» **AIM OF THE EXERCISE**: Write out all the material exactly. Leave nothing out.

» **EXTRACTED MATERIAL**:
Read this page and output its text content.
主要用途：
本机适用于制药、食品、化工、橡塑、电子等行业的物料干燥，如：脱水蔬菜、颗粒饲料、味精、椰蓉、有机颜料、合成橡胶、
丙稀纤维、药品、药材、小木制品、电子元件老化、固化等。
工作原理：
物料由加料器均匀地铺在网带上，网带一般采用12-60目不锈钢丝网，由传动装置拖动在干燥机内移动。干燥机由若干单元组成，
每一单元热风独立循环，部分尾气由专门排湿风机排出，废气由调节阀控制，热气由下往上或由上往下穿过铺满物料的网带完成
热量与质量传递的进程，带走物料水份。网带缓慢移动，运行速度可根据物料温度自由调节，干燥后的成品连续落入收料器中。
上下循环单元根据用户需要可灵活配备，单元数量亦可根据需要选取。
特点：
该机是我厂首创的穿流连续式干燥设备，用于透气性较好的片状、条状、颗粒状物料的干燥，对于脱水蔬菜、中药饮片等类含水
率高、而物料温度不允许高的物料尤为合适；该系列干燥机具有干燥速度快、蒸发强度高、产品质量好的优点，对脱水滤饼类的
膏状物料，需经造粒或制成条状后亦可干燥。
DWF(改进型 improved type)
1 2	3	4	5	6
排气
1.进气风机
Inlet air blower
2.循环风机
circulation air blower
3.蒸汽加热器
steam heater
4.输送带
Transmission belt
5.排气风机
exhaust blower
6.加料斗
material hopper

» **SOLUTION**:
Read this page and output its text content.
主要用途：
本机适用于制药、食品、化工、橡塑、电子等行业的物料干燥，如：脱水蔬菜、颗粒饲料、味精、椰蓉、有机颜料、合成橡胶、
丙稀纤维、药品、药材、小木制品、电子元件老化、固化等。
工作原理：
物料由加料器均匀地铺在网带上，网带一般采用12-60目不锈钢丝网，由传动装置拖动在干燥机内移动。干燥机由若干单元组成，
每一单元热风独立循环，部分尾气由专门排湿风机排出，废气由调节阀控制，热气由下往上或由上往下穿过铺满物料的网带完成
热量与质量传递的进程，带走物料水份。网带缓慢移动，运行速度可根据物料温度自由调节，干燥后的成品连续落入收料器中。
上下循环单元根据用户需要可灵活配备，单元数量亦可根据需要选取。
特点：
该机是我厂首创的穿流连续式干燥设备，用于透气性较好的片状、条状、颗粒状物料的干燥，对于脱水蔬菜、中药饮片等类含水
率高、而物料温度不允许高的物料尤为合适；该系列干燥机具有干燥速度快、蒸发强度高、产品质量好的优点，对脱水滤饼类的
膏状物料，需经造粒或制成条状后亦可干燥。
DWF(改进型 improved type)
1 2	3	4	5	6
排气
1.进气风机
Inlet air blower
2.循环风机
circulation air blower
3.蒸汽加热器
steam heater
4.输送带
Transmission belt
5.排气风机
exhaust blower
6.加料斗
material hopper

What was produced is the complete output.